=== STORED ROWS ===

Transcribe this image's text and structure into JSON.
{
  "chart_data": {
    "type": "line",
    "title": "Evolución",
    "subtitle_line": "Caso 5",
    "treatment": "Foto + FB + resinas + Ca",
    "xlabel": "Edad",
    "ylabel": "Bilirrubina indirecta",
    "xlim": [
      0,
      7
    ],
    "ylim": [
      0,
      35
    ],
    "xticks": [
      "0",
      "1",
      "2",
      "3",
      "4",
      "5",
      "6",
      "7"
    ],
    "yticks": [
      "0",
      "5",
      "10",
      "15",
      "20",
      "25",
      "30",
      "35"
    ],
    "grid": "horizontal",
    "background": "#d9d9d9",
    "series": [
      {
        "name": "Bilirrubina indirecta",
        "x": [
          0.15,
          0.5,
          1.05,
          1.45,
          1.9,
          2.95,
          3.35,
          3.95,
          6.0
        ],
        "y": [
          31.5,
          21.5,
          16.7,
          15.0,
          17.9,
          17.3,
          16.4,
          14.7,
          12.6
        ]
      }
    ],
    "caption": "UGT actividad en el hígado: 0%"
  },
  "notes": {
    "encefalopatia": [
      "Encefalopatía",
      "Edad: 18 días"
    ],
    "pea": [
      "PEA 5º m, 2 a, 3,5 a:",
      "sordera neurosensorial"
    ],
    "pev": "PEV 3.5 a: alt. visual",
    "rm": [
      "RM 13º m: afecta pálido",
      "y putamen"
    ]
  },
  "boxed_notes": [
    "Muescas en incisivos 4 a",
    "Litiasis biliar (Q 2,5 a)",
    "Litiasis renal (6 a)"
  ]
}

===
=== STORED ROWS ===

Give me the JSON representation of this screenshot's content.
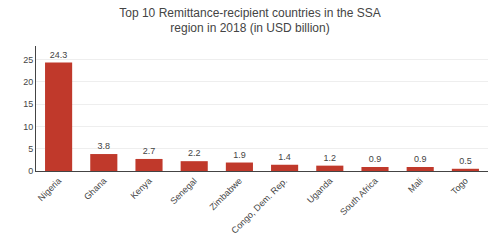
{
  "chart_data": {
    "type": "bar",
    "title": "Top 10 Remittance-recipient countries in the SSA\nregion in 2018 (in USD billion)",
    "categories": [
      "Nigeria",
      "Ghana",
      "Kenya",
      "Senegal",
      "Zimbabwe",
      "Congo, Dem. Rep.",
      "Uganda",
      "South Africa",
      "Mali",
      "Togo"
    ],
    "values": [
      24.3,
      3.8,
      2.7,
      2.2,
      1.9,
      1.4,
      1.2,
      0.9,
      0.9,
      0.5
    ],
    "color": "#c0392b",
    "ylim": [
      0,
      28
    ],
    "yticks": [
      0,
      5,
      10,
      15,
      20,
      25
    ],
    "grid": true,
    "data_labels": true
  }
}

===

Check each line of the records above for "this", and copy those that have it.

Transcribe this image's text and structure into JSON.
Give me the JSON representation of this screenshot's content.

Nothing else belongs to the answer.